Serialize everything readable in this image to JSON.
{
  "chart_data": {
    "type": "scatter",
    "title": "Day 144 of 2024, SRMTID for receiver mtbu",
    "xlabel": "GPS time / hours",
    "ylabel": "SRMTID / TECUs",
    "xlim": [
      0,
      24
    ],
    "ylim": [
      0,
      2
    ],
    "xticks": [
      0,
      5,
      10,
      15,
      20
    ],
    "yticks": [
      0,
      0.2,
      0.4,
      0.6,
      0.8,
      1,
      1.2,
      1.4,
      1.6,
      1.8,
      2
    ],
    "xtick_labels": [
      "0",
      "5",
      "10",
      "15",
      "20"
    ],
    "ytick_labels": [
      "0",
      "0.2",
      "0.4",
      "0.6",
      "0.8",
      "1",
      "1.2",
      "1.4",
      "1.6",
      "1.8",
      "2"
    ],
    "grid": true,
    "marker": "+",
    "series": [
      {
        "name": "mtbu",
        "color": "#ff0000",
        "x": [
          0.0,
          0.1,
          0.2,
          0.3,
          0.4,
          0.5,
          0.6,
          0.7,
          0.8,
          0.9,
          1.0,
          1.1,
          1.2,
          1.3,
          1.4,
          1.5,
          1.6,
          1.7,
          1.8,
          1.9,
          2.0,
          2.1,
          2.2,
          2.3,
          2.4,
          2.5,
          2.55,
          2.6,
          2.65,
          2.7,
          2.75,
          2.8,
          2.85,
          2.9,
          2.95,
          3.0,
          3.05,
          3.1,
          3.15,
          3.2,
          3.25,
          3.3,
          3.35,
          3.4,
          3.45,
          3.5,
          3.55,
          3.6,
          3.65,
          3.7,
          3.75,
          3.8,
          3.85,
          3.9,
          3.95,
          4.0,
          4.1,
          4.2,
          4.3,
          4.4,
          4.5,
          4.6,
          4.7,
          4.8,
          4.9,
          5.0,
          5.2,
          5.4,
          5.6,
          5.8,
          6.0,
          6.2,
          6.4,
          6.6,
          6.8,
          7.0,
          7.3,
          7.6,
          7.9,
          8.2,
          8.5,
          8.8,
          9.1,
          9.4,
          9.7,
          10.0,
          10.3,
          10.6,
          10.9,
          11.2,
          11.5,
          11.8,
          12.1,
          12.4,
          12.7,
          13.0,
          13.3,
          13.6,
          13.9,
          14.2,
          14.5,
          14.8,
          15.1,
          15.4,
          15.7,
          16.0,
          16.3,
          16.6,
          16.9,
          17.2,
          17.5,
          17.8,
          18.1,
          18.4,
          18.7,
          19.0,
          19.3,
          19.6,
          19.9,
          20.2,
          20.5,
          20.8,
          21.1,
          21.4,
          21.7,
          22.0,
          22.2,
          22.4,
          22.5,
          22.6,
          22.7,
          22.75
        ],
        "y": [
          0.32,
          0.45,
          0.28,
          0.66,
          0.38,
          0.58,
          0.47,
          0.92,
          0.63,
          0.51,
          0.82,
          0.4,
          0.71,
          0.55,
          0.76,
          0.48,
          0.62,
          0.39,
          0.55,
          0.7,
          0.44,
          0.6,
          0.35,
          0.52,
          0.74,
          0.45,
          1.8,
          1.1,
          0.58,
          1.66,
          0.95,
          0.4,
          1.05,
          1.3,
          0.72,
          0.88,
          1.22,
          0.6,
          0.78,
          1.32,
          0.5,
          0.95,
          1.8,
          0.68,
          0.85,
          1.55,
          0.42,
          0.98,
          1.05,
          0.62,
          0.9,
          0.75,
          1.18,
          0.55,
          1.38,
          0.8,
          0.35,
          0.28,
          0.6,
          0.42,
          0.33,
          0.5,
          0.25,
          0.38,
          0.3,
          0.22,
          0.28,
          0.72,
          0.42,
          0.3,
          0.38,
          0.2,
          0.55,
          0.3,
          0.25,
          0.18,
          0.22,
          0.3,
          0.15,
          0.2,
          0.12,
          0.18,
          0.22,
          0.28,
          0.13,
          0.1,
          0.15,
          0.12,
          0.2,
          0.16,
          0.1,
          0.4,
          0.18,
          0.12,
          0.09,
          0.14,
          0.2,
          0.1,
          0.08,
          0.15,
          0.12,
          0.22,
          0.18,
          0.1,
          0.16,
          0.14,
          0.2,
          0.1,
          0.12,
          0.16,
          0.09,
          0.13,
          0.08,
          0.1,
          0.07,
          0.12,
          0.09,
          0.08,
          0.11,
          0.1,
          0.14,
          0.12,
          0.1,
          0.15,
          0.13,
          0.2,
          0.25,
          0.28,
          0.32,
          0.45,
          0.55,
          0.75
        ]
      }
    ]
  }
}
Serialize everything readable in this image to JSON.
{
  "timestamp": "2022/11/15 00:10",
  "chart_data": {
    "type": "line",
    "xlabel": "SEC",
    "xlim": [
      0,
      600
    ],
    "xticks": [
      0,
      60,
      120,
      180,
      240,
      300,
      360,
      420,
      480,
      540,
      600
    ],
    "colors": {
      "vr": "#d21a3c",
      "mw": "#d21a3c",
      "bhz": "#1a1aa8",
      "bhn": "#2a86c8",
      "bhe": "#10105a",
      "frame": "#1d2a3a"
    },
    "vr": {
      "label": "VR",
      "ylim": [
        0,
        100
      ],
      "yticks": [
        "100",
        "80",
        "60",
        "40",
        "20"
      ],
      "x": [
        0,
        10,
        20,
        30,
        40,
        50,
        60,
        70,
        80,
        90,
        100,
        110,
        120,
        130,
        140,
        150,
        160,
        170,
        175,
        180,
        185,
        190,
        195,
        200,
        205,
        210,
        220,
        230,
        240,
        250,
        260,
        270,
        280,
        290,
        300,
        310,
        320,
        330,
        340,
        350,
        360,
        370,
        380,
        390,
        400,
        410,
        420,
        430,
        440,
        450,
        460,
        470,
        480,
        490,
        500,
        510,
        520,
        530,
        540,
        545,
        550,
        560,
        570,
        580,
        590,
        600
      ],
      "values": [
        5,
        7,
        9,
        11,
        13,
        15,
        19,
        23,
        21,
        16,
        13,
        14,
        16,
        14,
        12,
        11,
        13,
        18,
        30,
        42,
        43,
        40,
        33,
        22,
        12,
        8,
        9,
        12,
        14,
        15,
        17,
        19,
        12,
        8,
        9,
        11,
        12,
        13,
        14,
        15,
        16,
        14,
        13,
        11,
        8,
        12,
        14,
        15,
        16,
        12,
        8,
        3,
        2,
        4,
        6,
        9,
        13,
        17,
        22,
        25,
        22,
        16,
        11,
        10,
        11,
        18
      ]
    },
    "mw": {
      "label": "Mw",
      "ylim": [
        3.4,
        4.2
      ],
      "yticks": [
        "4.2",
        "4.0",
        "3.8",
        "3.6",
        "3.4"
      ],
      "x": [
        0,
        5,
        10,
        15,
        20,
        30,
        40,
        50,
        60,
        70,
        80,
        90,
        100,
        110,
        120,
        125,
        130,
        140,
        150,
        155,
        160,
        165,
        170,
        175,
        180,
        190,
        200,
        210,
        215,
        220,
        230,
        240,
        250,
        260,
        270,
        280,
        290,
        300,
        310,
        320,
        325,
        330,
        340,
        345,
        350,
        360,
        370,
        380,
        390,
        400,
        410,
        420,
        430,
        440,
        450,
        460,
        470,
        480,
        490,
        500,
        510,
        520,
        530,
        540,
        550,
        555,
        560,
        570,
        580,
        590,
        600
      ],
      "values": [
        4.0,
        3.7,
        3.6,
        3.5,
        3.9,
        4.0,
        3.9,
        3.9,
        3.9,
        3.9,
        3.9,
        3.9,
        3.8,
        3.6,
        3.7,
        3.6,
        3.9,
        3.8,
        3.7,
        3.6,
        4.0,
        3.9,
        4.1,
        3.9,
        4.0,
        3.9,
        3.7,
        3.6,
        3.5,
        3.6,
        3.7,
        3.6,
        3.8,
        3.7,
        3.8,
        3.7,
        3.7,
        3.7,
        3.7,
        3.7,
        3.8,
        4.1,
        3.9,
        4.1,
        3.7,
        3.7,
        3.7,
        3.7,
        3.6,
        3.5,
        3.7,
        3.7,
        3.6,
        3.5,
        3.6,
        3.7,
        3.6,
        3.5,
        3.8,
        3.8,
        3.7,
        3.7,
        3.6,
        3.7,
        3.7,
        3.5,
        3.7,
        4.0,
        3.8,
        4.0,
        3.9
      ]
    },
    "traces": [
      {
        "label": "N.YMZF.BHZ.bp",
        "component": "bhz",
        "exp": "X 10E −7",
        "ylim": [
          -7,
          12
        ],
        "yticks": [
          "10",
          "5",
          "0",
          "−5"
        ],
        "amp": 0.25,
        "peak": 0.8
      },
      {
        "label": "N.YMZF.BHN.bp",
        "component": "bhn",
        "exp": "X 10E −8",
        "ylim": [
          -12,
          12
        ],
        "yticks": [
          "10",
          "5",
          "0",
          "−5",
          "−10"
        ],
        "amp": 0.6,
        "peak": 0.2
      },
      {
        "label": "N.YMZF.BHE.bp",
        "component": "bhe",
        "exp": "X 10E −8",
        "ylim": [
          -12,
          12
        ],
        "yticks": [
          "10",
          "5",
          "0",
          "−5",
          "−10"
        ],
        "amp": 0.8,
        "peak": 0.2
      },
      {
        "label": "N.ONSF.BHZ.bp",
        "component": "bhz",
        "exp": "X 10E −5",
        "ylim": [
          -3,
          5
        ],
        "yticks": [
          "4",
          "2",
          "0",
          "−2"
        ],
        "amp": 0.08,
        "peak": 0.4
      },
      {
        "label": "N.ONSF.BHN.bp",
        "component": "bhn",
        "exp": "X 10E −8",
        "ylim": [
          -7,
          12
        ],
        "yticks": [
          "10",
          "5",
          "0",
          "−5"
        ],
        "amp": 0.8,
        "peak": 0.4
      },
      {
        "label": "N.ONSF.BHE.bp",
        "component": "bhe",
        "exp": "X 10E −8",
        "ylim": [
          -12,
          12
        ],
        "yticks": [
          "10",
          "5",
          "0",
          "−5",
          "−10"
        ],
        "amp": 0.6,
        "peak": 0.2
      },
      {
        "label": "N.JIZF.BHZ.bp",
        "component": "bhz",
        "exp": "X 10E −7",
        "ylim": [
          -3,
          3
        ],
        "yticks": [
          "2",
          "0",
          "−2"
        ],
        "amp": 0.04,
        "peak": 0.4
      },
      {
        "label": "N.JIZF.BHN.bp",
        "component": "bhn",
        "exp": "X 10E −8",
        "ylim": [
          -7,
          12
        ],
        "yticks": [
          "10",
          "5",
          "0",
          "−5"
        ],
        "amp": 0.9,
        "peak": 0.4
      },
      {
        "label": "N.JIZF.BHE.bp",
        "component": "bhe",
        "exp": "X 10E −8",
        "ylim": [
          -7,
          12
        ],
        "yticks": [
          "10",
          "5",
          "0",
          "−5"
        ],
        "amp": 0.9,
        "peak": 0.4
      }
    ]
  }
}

**Given instruction:** Examine the records and report how many lines contain the string "SRMTID". Only the number should be given.

**Task answer:** 2